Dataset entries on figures
================

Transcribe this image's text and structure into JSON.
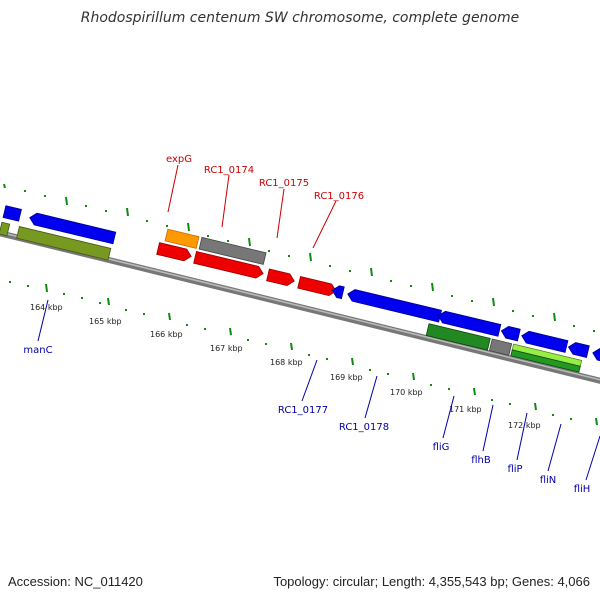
{
  "title": "Rhodospirillum centenum SW chromosome, complete genome",
  "footer": {
    "accession": "Accession: NC_011420",
    "topology": "Topology: circular; Length: 4,355,543 bp; Genes: 4,066"
  },
  "colors": {
    "backbone": "#888888",
    "ticks": "#118811",
    "forward_cds": "#ee0000",
    "reverse_cds": "#0000ee",
    "rrna_like": "#ff9900",
    "pseudo": "#777777",
    "olive": "#779922",
    "dark_green": "#228822",
    "light_green": "#99ee44",
    "label_forward": "#cc0000",
    "label_reverse": "#0000aa"
  },
  "scale_labels": [
    "164 kbp",
    "165 kbp",
    "166 kbp",
    "167 kbp",
    "168 kbp",
    "169 kbp",
    "170 kbp",
    "171 kbp",
    "172 kbp"
  ],
  "top_labels": [
    "expG",
    "RC1_0174",
    "RC1_0175",
    "RC1_0176"
  ],
  "bottom_labels": [
    "manC",
    "RC1_0177",
    "RC1_0178",
    "fliG",
    "flhB",
    "fliP",
    "fliN",
    "fliH"
  ]
}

================

> **WORK TO BE COMPLETED**: Write the records out again exactly as shown above, keeping no pictures.

> **EXERCISE OUTPUT**:
Transcribe this image's text and structure into JSON.
{
  "title": "Rhodospirillum centenum SW chromosome, complete genome",
  "footer": {
    "accession": "Accession: NC_011420",
    "topology": "Topology: circular; Length: 4,355,543 bp; Genes: 4,066"
  },
  "colors": {
    "backbone": "#888888",
    "ticks": "#118811",
    "forward_cds": "#ee0000",
    "reverse_cds": "#0000ee",
    "rrna_like": "#ff9900",
    "pseudo": "#777777",
    "olive": "#779922",
    "dark_green": "#228822",
    "light_green": "#99ee44",
    "label_forward": "#cc0000",
    "label_reverse": "#0000aa"
  },
  "scale_labels": [
    "164 kbp",
    "165 kbp",
    "166 kbp",
    "167 kbp",
    "168 kbp",
    "169 kbp",
    "170 kbp",
    "171 kbp",
    "172 kbp"
  ],
  "top_labels": [
    "expG",
    "RC1_0174",
    "RC1_0175",
    "RC1_0176"
  ],
  "bottom_labels": [
    "manC",
    "RC1_0177",
    "RC1_0178",
    "fliG",
    "flhB",
    "fliP",
    "fliN",
    "fliH"
  ]
}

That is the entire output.